Work required: Find the word "соответствии" in the listing; pull out each line holding it.

Task material:
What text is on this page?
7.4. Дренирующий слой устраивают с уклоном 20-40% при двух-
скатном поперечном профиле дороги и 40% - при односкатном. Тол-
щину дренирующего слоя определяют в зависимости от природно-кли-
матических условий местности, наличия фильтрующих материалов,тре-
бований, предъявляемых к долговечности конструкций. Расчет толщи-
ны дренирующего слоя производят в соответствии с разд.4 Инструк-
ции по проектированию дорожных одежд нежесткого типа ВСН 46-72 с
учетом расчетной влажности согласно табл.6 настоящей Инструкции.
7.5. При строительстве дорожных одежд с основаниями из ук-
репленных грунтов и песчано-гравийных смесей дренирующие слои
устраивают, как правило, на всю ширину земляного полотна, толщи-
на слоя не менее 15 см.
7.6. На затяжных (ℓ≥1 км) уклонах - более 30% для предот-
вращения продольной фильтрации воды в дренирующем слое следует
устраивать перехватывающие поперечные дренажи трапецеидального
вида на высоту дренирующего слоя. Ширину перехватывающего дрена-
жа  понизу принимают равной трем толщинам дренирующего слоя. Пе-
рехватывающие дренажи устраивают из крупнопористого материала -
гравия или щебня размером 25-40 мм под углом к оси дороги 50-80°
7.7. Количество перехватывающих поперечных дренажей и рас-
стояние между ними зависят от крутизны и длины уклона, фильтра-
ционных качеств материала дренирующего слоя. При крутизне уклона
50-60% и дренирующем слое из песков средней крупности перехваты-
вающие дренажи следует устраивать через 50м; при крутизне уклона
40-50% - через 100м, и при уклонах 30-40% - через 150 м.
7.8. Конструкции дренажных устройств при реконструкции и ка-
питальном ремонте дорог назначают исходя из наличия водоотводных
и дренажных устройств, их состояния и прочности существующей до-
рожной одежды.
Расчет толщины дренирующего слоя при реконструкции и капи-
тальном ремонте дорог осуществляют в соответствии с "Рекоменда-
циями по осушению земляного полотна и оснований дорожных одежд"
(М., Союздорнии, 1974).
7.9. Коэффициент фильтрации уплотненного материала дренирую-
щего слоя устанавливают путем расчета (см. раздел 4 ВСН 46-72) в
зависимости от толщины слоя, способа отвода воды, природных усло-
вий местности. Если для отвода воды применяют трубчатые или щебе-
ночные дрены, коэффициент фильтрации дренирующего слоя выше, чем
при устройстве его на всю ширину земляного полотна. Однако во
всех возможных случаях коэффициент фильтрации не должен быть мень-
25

Output:
ны дренирующего слоя производят в соответствии с разд.4 Инструк-
тальном ремонте дорог осуществляют в соответствии с "Рекоменда-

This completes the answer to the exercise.